• _Exercise data_
BEGIN
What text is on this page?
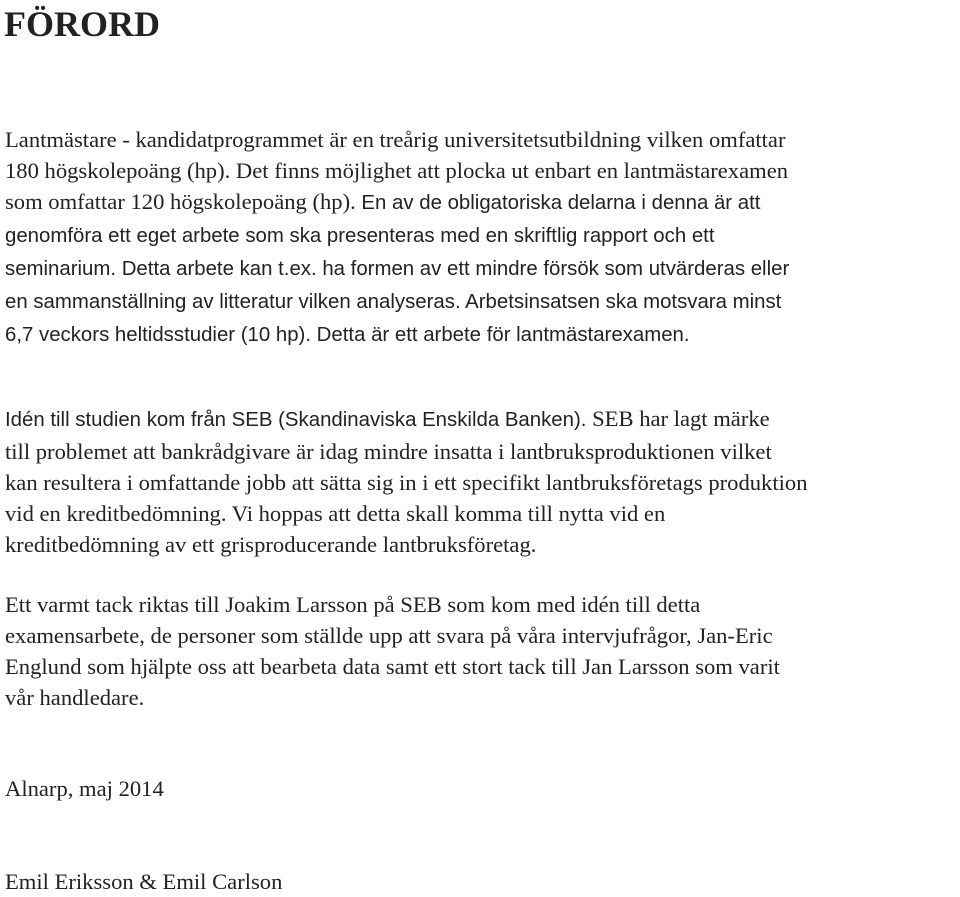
FÖRORD

Lantmästare - kandidatprogrammet är en treårig universitetsutbildning vilken omfattar
180 högskolepoäng (hp). Det finns möjlighet att plocka ut enbart en lantmästarexamen
som omfattar 120 högskolepoäng (hp). En av de obligatoriska delarna i denna är att
genomföra ett eget arbete som ska presenteras med en skriftlig rapport och ett
seminarium. Detta arbete kan t.ex. ha formen av ett mindre försök som utvärderas eller
en sammanställning av litteratur vilken analyseras. Arbetsinsatsen ska motsvara minst
6,7 veckors heltidsstudier (10 hp). Detta är ett arbete för lantmästarexamen.

Idén till studien kom från SEB (Skandinaviska Enskilda Banken). SEB har lagt märke
till problemet att bankrådgivare är idag mindre insatta i lantbruksproduktionen vilket
kan resultera i omfattande jobb att sätta sig in i ett specifikt lantbruksföretags produktion
vid en kreditbedömning. Vi hoppas att detta skall komma till nytta vid en
kreditbedömning av ett grisproducerande lantbruksföretag.

Ett varmt tack riktas till Joakim Larsson på SEB som kom med idén till detta
examensarbete, de personer som ställde upp att svara på våra intervjufrågor, Jan-Eric
Englund som hjälpte oss att bearbeta data samt ett stort tack till Jan Larsson som varit
vår handledare.

Alnarp, maj 2014

Emil Eriksson & Emil Carlson
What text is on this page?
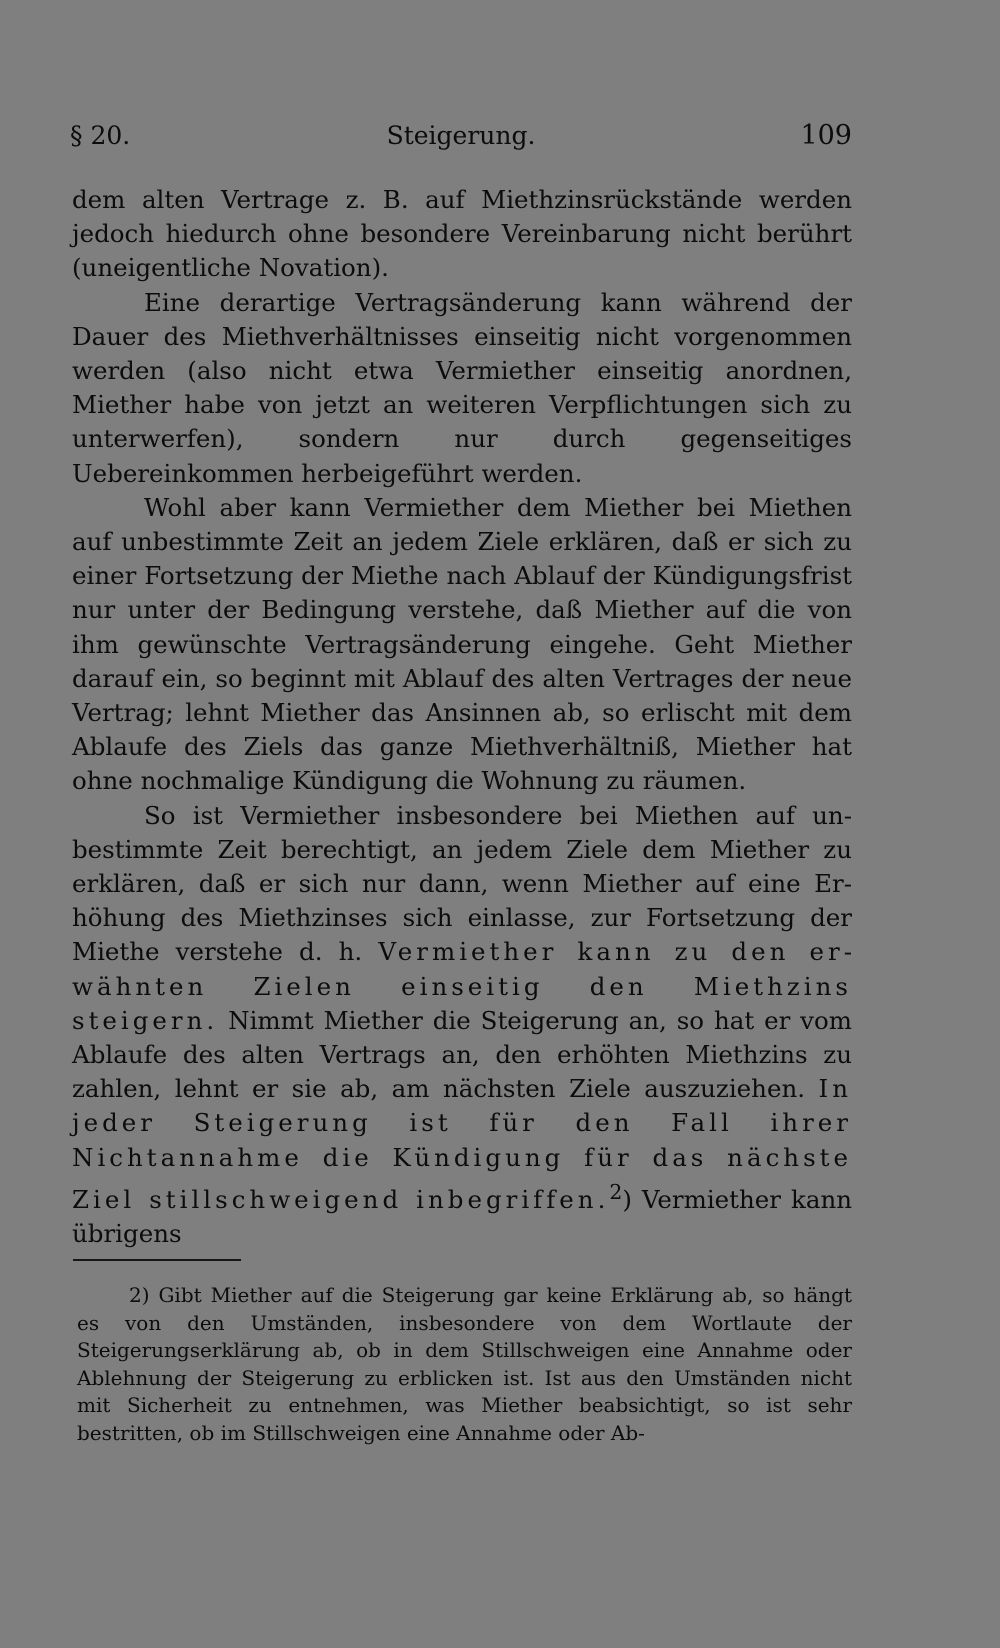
§ 20.	Steigerung.	109

dem alten Vertrage z. B. auf Miethzinsrückstände werden jedoch hiedurch ohne besondere Vereinbarung nicht berührt (uneigentliche Novation).

Eine derartige Vertragsänderung kann während der Dauer des Miethverhältnisses einseitig nicht vorgenommen werden (also nicht etwa Vermiether einseitig anordnen, Miether habe von jetzt an weiteren Verpflichtungen sich zu unterwerfen), sondern nur durch gegenseitiges Uebereinkommen herbeigeführt werden.

Wohl aber kann Vermiether dem Miether bei Miethen auf unbestimmte Zeit an jedem Ziele erklären, daß er sich zu einer Fortsetzung der Miethe nach Ablauf der Kündigungsfrist nur unter der Bedingung verstehe, daß Miether auf die von ihm gewünschte Vertragsänderung eingehe. Geht Miether darauf ein, so beginnt mit Ablauf des alten Vertrages der neue Vertrag; lehnt Miether das Ansinnen ab, so erlischt mit dem Ablaufe des Ziels das ganze Miethverhältniß, Miether hat ohne nochmalige Kündigung die Wohnung zu räumen.

So ist Vermiether insbesondere bei Miethen auf unbestimmte Zeit berechtigt, an jedem Ziele dem Miether zu erklären, daß er sich nur dann, wenn Miether auf eine Erhöhung des Miethzinses sich einlasse, zur Fortsetzung der Miethe verstehe d. h. Vermiether kann zu den erwähnten Zielen einseitig den Miethzins steigern. Nimmt Miether die Steigerung an, so hat er vom Ablaufe des alten Vertrags an, den erhöhten Miethzins zu zahlen, lehnt er sie ab, am nächsten Ziele auszuziehen. In jeder Steigerung ist für den Fall ihrer Nichtannahme die Kündigung für das nächste Ziel stillschweigend inbegriffen.$^2$) Vermiether kann übrigens

2) Gibt Miether auf die Steigerung gar keine Erklärung ab, so hängt es von den Umständen, insbesondere von dem Wortlaute der Steigerungserklärung ab, ob in dem Stillschweigen eine Annahme oder Ablehnung der Steigerung zu erblicken ist. Ist aus den Umständen nicht mit Sicherheit zu entnehmen, was Miether beabsichtigt, so ist sehr bestritten, ob im Stillschweigen eine Annahme oder Ab-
END
• _The task_
If a line in the entries contains the word "alten", copy that line out.

• _Solution to the problem_
dem alten Vertrage z. B. auf Miethzinsrückstände werden jedoch hiedurch ohne besondere Vereinbarung nicht berührt (uneigentliche Novation).
Wohl aber kann Vermiether dem Miether bei Miethen auf unbestimmte Zeit an jedem Ziele erklären, daß er sich zu einer Fortsetzung der Miethe nach Ablauf der Kündigungsfrist nur unter der Bedingung verstehe, daß Miether auf die von ihm gewünschte Vertragsänderung eingehe. Geht Miether darauf ein, so beginnt mit Ablauf des alten Vertrages der neue Vertrag; lehnt Miether das Ansinnen ab, so erlischt mit dem Ablaufe des Ziels das ganze Miethverhältniß, Miether hat ohne nochmalige Kündigung die Wohnung zu räumen.
So ist Vermiether insbesondere bei Miethen auf unbestimmte Zeit berechtigt, an jedem Ziele dem Miether zu erklären, daß er sich nur dann, wenn Miether auf eine Erhöhung des Miethzinses sich einlasse, zur Fortsetzung der Miethe verstehe d. h. Vermiether kann zu den erwähnten Zielen einseitig den Miethzins steigern. Nimmt Miether die Steigerung an, so hat er vom Ablaufe des alten Vertrags an, den erhöhten Miethzins zu zahlen, lehnt er sie ab, am nächsten Ziele auszuziehen. In jeder Steigerung ist für den Fall ihrer Nichtannahme die Kündigung für das nächste Ziel stillschweigend inbegriffen.$^2$) Vermiether kann übrigens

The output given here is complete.